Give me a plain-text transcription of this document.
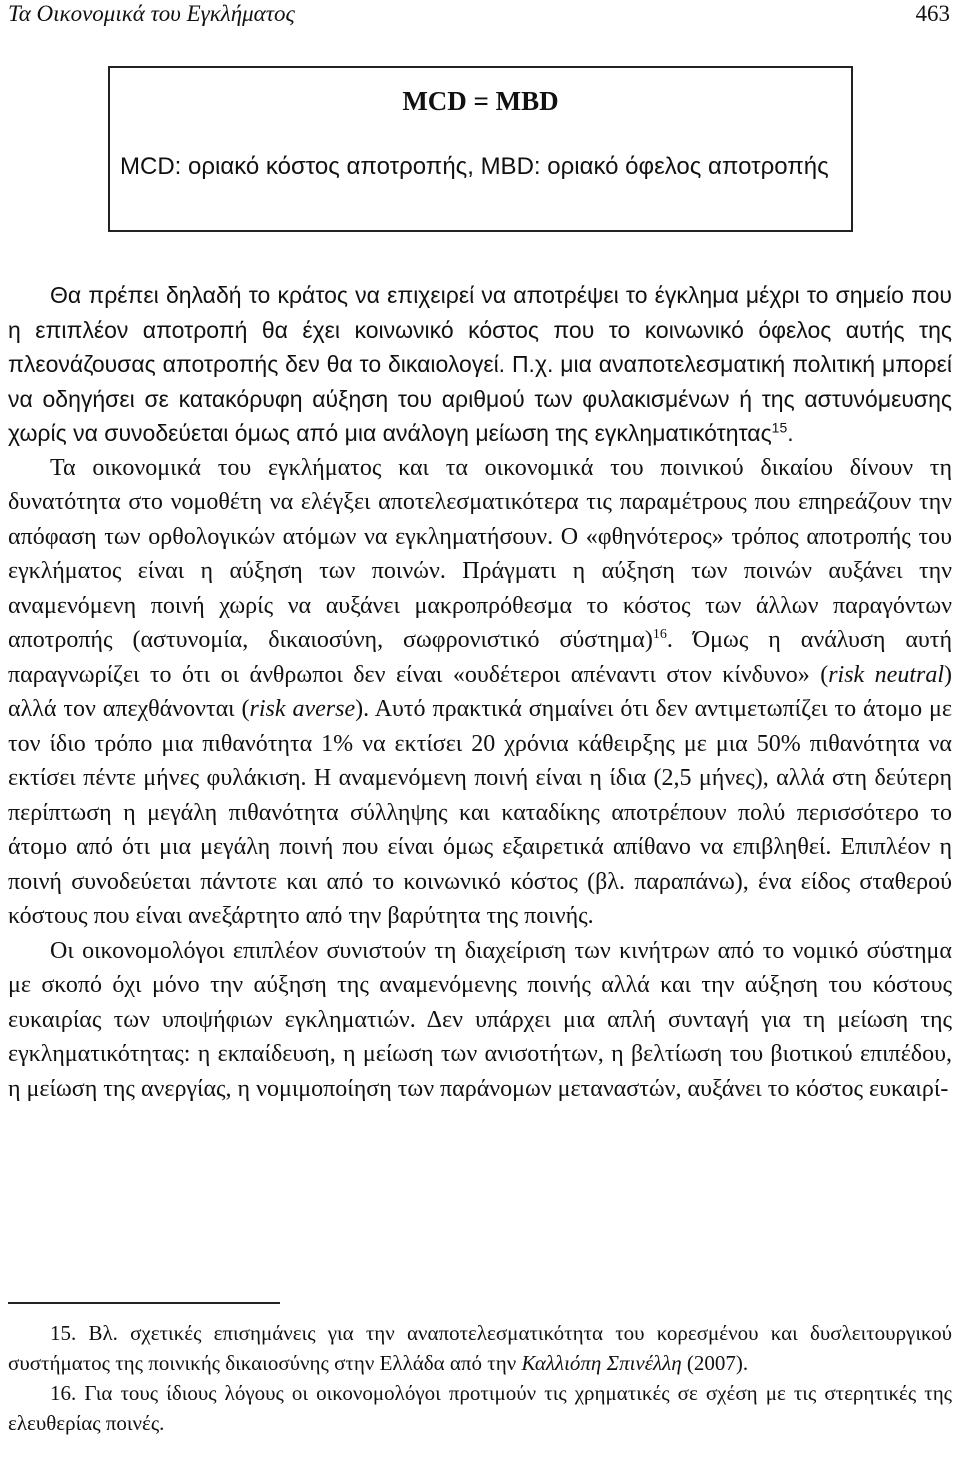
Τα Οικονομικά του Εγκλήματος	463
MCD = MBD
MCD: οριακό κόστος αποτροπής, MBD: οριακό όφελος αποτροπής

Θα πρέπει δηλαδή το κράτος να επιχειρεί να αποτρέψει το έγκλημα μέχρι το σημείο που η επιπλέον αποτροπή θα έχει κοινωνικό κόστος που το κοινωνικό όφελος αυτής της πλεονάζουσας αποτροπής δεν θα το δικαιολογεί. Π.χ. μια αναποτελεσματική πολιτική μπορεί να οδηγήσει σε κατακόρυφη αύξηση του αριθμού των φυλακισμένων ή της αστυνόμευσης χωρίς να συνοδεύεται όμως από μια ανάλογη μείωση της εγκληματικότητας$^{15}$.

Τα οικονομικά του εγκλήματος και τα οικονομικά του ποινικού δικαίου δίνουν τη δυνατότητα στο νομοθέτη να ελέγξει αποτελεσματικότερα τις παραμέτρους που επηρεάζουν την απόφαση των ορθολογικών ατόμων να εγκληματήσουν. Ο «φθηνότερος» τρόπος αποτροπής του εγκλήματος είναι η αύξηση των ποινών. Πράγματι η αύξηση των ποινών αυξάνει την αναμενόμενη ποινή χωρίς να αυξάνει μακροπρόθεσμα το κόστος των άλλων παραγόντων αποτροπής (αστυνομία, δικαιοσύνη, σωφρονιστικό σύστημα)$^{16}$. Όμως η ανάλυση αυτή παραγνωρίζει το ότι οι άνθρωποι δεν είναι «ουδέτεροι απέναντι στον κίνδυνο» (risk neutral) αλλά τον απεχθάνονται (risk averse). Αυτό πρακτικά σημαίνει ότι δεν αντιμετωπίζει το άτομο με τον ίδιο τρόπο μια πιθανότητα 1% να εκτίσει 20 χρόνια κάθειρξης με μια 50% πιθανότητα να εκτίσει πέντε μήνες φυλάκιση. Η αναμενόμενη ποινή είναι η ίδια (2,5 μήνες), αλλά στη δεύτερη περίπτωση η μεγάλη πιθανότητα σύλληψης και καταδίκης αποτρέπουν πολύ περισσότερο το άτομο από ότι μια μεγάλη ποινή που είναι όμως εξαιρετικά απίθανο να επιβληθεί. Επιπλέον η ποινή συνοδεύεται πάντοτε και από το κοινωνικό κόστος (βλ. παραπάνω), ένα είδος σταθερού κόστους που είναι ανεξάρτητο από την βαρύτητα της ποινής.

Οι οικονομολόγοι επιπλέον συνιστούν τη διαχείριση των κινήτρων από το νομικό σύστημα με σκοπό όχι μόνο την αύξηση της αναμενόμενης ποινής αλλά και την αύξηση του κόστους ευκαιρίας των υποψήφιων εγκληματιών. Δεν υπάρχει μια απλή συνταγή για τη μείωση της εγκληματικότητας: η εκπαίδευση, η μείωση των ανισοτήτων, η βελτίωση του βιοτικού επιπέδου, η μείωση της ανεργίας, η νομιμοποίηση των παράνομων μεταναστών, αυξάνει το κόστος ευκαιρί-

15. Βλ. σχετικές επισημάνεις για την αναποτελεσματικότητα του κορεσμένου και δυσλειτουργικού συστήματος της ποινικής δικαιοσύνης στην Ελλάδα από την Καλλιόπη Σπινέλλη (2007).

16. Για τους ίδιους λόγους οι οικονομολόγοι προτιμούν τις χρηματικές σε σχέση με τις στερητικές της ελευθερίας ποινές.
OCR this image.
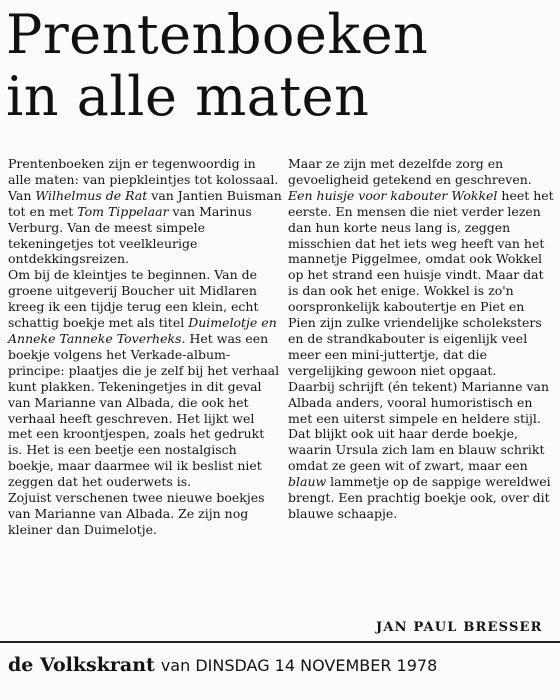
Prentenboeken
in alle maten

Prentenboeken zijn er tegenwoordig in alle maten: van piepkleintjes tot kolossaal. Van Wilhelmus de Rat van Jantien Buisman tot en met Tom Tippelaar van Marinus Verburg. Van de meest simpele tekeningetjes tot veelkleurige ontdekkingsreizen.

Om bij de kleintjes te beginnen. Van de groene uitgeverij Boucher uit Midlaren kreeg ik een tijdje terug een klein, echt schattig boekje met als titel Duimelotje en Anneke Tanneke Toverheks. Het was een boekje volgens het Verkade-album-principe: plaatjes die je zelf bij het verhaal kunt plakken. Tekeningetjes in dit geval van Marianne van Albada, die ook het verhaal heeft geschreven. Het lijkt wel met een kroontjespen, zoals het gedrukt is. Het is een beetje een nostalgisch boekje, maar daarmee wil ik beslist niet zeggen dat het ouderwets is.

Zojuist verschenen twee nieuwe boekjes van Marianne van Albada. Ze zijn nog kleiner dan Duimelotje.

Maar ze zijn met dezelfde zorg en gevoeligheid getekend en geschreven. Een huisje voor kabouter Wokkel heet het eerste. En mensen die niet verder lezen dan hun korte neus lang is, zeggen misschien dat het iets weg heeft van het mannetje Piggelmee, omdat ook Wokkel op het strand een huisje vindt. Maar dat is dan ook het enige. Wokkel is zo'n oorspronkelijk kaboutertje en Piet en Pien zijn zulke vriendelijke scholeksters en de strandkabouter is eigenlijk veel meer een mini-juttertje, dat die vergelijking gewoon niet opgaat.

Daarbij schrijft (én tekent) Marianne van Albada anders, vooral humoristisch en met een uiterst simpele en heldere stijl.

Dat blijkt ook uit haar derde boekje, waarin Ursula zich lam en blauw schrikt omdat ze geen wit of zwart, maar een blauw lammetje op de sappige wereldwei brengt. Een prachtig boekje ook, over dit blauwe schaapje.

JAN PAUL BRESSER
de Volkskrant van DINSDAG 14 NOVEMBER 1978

What you have to do: Reply with one number only, the count of lines above that hold the string "όφελος".

The completed task: 2